- [Short problem] Find each line holding "Waiter" and copy it out.

------------------------------------------------------------------------

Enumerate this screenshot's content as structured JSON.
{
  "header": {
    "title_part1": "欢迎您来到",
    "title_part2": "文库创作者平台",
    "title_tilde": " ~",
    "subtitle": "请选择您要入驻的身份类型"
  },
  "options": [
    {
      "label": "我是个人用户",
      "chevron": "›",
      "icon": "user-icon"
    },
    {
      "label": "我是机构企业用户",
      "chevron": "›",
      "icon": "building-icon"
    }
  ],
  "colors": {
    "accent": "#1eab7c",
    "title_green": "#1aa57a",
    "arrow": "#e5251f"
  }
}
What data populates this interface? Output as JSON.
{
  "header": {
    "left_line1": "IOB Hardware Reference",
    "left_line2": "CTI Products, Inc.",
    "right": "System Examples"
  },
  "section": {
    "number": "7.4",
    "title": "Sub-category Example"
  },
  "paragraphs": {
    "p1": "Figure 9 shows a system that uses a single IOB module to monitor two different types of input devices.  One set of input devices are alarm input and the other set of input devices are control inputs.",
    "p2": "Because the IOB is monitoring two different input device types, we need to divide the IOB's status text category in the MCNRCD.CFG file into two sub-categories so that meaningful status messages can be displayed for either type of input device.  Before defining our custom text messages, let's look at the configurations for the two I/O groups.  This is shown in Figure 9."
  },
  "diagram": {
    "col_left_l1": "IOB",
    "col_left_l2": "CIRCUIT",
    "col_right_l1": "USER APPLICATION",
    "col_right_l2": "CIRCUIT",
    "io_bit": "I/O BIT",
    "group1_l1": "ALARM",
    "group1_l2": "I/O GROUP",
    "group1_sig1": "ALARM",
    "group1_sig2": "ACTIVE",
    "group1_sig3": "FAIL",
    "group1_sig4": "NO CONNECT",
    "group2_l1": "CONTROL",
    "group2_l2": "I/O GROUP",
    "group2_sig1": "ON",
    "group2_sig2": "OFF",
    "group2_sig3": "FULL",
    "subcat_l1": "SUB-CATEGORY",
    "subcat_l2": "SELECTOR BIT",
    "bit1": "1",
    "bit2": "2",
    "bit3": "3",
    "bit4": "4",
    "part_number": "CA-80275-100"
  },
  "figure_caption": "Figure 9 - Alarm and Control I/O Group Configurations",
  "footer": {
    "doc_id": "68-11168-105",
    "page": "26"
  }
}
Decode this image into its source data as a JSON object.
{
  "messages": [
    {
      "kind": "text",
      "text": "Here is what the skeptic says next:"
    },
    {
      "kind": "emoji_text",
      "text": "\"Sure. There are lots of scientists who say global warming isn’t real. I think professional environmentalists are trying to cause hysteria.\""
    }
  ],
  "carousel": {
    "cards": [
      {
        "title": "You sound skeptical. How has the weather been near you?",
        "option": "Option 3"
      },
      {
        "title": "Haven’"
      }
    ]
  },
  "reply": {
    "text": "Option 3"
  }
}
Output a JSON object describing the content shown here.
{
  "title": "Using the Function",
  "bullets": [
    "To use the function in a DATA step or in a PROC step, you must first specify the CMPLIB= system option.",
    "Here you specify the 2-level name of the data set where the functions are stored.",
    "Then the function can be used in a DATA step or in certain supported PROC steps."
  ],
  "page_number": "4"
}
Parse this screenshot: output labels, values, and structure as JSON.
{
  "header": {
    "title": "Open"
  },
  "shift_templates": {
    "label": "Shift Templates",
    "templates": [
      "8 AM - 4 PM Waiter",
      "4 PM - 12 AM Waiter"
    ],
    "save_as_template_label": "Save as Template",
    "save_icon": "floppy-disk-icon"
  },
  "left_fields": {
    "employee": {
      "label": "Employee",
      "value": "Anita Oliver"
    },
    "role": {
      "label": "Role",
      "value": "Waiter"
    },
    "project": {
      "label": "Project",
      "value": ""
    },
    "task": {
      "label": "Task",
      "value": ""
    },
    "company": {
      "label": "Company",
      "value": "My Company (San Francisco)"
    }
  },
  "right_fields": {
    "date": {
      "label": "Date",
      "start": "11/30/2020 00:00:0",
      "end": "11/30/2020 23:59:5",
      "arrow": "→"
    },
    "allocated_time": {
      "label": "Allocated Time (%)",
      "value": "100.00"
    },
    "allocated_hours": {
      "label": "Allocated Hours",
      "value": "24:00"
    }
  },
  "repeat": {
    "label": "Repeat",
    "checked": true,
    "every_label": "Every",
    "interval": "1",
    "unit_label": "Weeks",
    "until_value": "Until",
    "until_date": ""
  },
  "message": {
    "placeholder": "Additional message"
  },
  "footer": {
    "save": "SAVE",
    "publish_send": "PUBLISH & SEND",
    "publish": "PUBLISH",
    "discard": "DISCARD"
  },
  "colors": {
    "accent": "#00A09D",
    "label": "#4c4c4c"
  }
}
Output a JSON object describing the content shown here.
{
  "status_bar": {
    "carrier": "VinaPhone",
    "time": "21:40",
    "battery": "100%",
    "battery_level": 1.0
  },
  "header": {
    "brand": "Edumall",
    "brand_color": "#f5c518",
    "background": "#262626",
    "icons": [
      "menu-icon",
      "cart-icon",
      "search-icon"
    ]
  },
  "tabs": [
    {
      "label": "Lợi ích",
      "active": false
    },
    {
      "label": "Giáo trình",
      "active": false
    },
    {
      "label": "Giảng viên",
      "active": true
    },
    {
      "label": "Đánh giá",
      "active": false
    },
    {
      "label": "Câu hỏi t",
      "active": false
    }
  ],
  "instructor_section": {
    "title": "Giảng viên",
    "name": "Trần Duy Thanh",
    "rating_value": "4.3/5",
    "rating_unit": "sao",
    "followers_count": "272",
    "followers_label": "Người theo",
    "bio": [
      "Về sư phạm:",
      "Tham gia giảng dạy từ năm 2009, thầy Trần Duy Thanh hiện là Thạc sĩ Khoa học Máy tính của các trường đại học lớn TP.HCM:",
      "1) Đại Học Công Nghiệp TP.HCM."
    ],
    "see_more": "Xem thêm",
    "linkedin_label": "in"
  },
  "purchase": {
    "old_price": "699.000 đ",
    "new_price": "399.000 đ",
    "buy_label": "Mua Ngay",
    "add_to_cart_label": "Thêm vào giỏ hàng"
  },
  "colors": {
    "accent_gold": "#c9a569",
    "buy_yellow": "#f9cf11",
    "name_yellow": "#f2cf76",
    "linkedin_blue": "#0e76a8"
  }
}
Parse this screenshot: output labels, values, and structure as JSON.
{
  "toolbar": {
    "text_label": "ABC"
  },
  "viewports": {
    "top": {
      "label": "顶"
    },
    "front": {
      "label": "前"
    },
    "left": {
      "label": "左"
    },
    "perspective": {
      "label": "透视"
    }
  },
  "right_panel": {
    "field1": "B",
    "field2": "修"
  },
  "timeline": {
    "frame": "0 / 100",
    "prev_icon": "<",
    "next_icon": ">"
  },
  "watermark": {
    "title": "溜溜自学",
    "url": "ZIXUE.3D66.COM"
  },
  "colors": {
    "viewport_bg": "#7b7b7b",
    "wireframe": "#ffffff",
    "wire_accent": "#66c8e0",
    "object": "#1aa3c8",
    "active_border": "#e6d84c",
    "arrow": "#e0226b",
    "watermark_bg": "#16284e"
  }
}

------------------------------------------------------------------------

- [Output of the exercise]
      "8 AM - 4 PM Waiter",
      "4 PM - 12 AM Waiter"
      "value": "Waiter"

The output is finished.